**TO DO**. Find every line in the records below that holds the word "tomorrow", and copy it out.

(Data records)
..............................
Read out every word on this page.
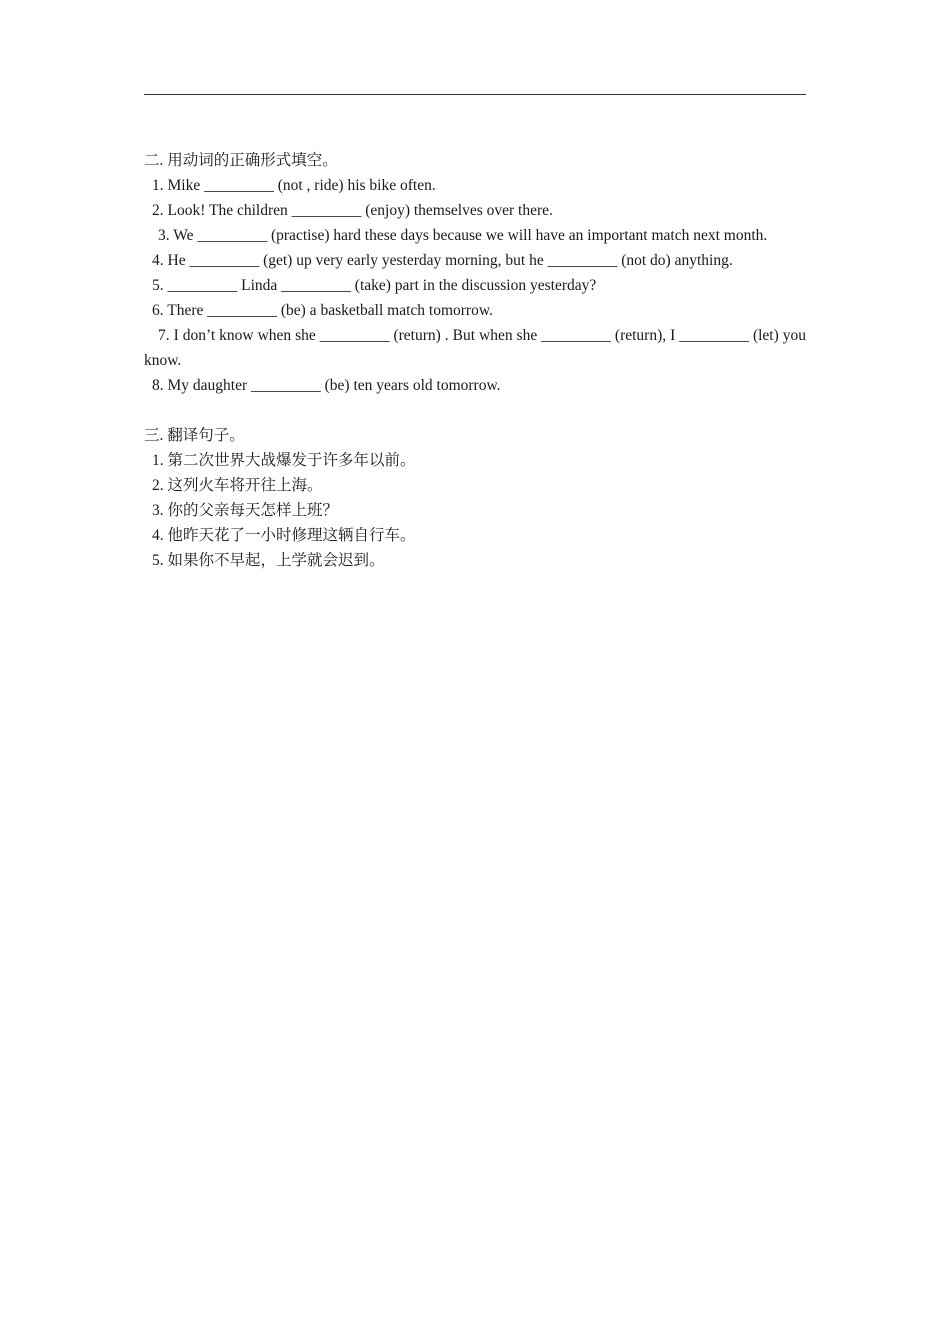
二. 用动词的正确形式填空。

1. Mike _________ (not , ride) his bike often.

2. Look! The children _________ (enjoy) themselves over there.

3. We _________ (practise) hard these days because we will have an important match next month.

4. He _________ (get) up very early yesterday morning, but he _________ (not do) anything.

5. _________ Linda _________ (take) part in the discussion yesterday?

6. There _________ (be) a basketball match tomorrow.

7. I don’t know when she _________ (return) . But when she _________ (return), I _________ (let) you know.

8. My daughter _________ (be) ten years old tomorrow.

三. 翻译句子。

1. 第二次世界大战爆发于许多年以前。

2. 这列火车将开往上海。

3. 你的父亲每天怎样上班？

4. 他昨天花了一小时修理这辆自行车。

5. 如果你不早起，上学就会迟到。
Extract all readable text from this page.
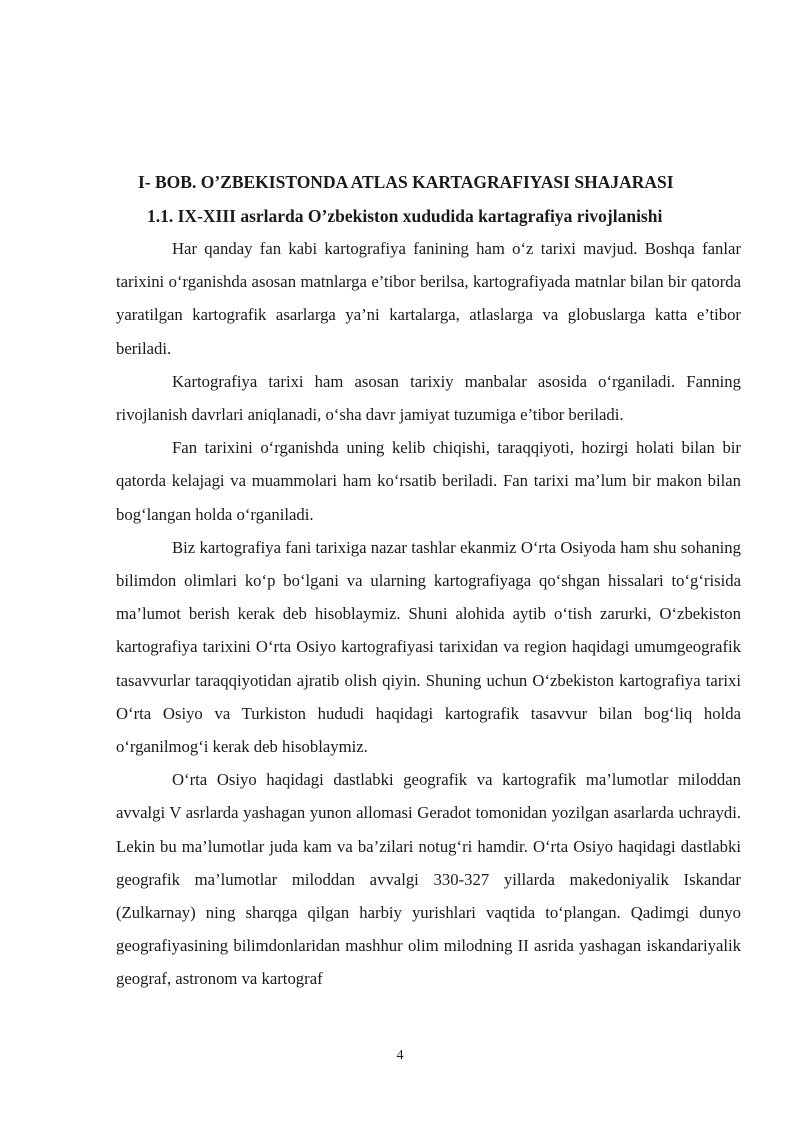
I- BOB. O’ZBEKISTONDA ATLAS KARTAGRAFIYASI SHAJARASI
1.1. IX-XIII asrlarda O’zbekiston xududida kartagrafiya rivojlanishi

Har qanday fan kabi kartografiya fanining ham o‘z tarixi mavjud. Boshqa fanlar tarixini o‘rganishda asosan matnlarga e’tibor berilsa, kartografiyada matnlar bilan bir qatorda yaratilgan kartografik asarlarga ya’ni kartalarga, atlaslarga va globuslarga katta e’tibor beriladi.

Kartografiya tarixi ham asosan tarixiy manbalar asosida o‘rganiladi. Fanning rivojlanish davrlari aniqlanadi, o‘sha davr jamiyat tuzumiga e’tibor beriladi.

Fan tarixini o‘rganishda uning kelib chiqishi, taraqqiyoti, hozirgi holati bilan bir qatorda kelajagi va muammolari ham ko‘rsatib beriladi. Fan tarixi ma’lum bir makon bilan bog‘langan holda o‘rganiladi.

Biz kartografiya fani tarixiga nazar tashlar ekanmiz O‘rta Osiyoda ham shu sohaning bilimdon olimlari ko‘p bo‘lgani va ularning kartografiyaga qo‘shgan hissalari to‘g‘risida ma’lumot berish kerak deb hisoblaymiz. Shuni alohida aytib o‘tish zarurki, O‘zbekiston kartografiya tarixini O‘rta Osiyo kartografiyasi tarixidan va region haqidagi umumgeografik tasavvurlar taraqqiyotidan ajratib olish qiyin. Shuning uchun O‘zbekiston kartografiya tarixi O‘rta Osiyo va Turkiston hududi haqidagi kartografik tasavvur bilan bog‘liq holda o‘rganilmog‘i kerak deb hisoblaymiz.

O‘rta Osiyo haqidagi dastlabki geografik va kartografik ma’lumotlar miloddan avvalgi V asrlarda yashagan yunon allomasi Geradot tomonidan yozilgan asarlarda uchraydi. Lekin bu ma’lumotlar juda kam va ba’zilari notug‘ri hamdir. O‘rta Osiyo haqidagi dastlabki geografik ma’lumotlar miloddan avvalgi 330-327 yillarda makedoniyalik Iskandar (Zulkarnay) ning sharqga qilgan harbiy yurishlari vaqtida to‘plangan. Qadimgi dunyo geografiyasining bilimdonlaridan mashhur olim milodning II asrida yashagan iskandariyalik geograf, astronom va kartograf

4
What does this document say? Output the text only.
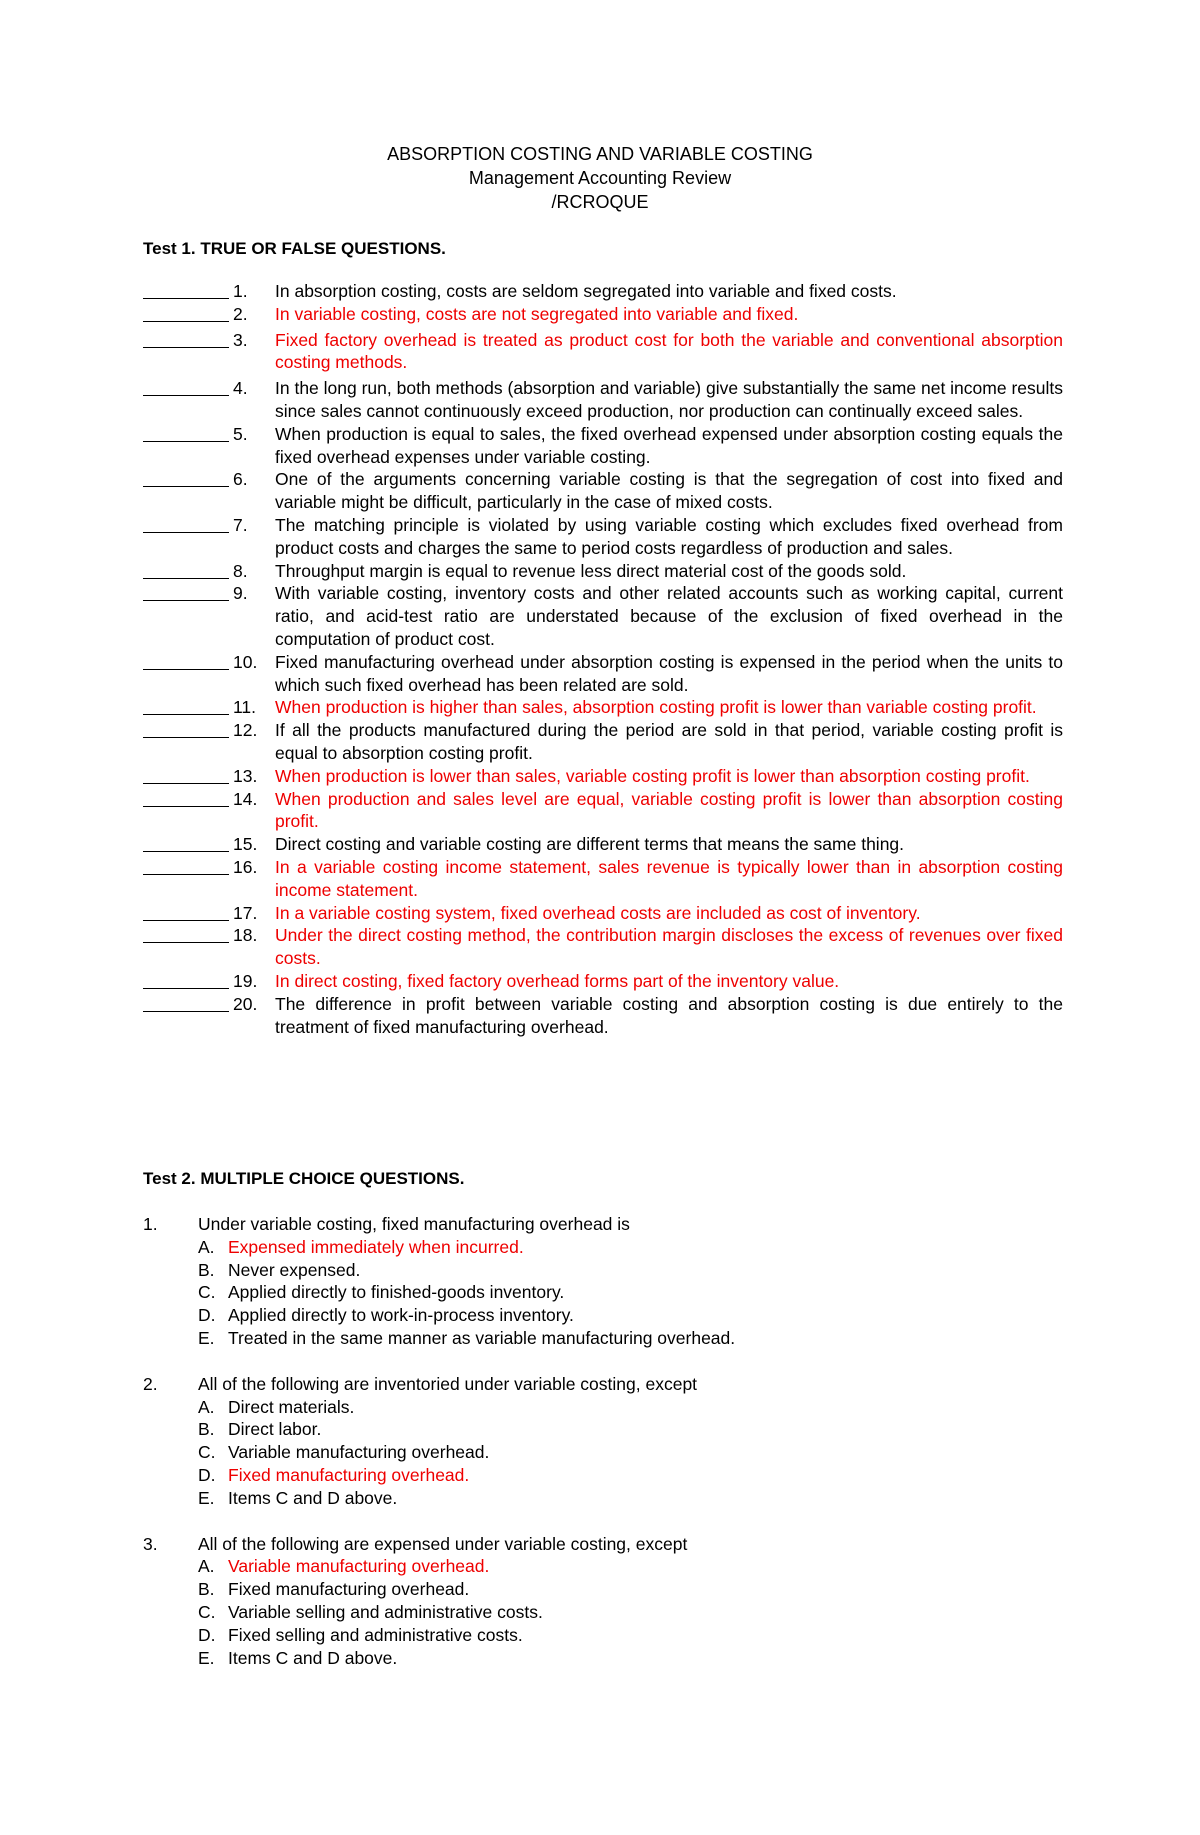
ABSORPTION COSTING AND VARIABLE COSTING
Management Accounting Review
/RCROQUE
Test 1. TRUE OR FALSE QUESTIONS.
1.	In absorption costing, costs are seldom segregated into variable and fixed costs.
2.	In variable costing, costs are not segregated into variable and fixed.
3.	Fixed factory overhead is treated as product cost for both the variable and conventional absorption costing methods.
4.	In the long run, both methods (absorption and variable) give substantially the same net income results since sales cannot continuously exceed production, nor production can continually exceed sales.
5.	When production is equal to sales, the fixed overhead expensed under absorption costing equals the fixed overhead expenses under variable costing.
6.	One of the arguments concerning variable costing is that the segregation of cost into fixed and variable might be difficult, particularly in the case of mixed costs.
7.	The matching principle is violated by using variable costing which excludes fixed overhead from product costs and charges the same to period costs regardless of production and sales.
8.	Throughput margin is equal to revenue less direct material cost of the goods sold.
9.	With variable costing, inventory costs and other related accounts such as working capital, current ratio, and acid-test ratio are understated because of the exclusion of fixed overhead in the computation of product cost.
10.	Fixed manufacturing overhead under absorption costing is expensed in the period when the units to which such fixed overhead has been related are sold.
11.	When production is higher than sales, absorption costing profit is lower than variable costing profit.
12.	If all the products manufactured during the period are sold in that period, variable costing profit is equal to absorption costing profit.
13.	When production is lower than sales, variable costing profit is lower than absorption costing profit.
14.	When production and sales level are equal, variable costing profit is lower than absorption costing profit.
15.	Direct costing and variable costing are different terms that means the same thing.
16.	In a variable costing income statement, sales revenue is typically lower than in absorption costing income statement.
17.	In a variable costing system, fixed overhead costs are included as cost of inventory.
18.	Under the direct costing method, the contribution margin discloses the excess of revenues over fixed costs.
19.	In direct costing, fixed factory overhead forms part of the inventory value.
20.	The difference in profit between variable costing and absorption costing is due entirely to the treatment of fixed manufacturing overhead.
Test 2. MULTIPLE CHOICE QUESTIONS.
1.	Under variable costing, fixed manufacturing overhead is
A. Expensed immediately when incurred.
B. Never expensed.
C. Applied directly to finished-goods inventory.
D. Applied directly to work-in-process inventory.
E. Treated in the same manner as variable manufacturing overhead.
2.	All of the following are inventoried under variable costing, except
A. Direct materials.
B. Direct labor.
C. Variable manufacturing overhead.
D. Fixed manufacturing overhead.
E. Items C and D above.
3.	All of the following are expensed under variable costing, except
A. Variable manufacturing overhead.
B. Fixed manufacturing overhead.
C. Variable selling and administrative costs.
D. Fixed selling and administrative costs.
E. Items C and D above.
..............................
**SOLUTION TO THIS TASK**.
6. There _________ (be) a basketball match tomorrow.
8. My daughter _________ (be) ten years old tomorrow.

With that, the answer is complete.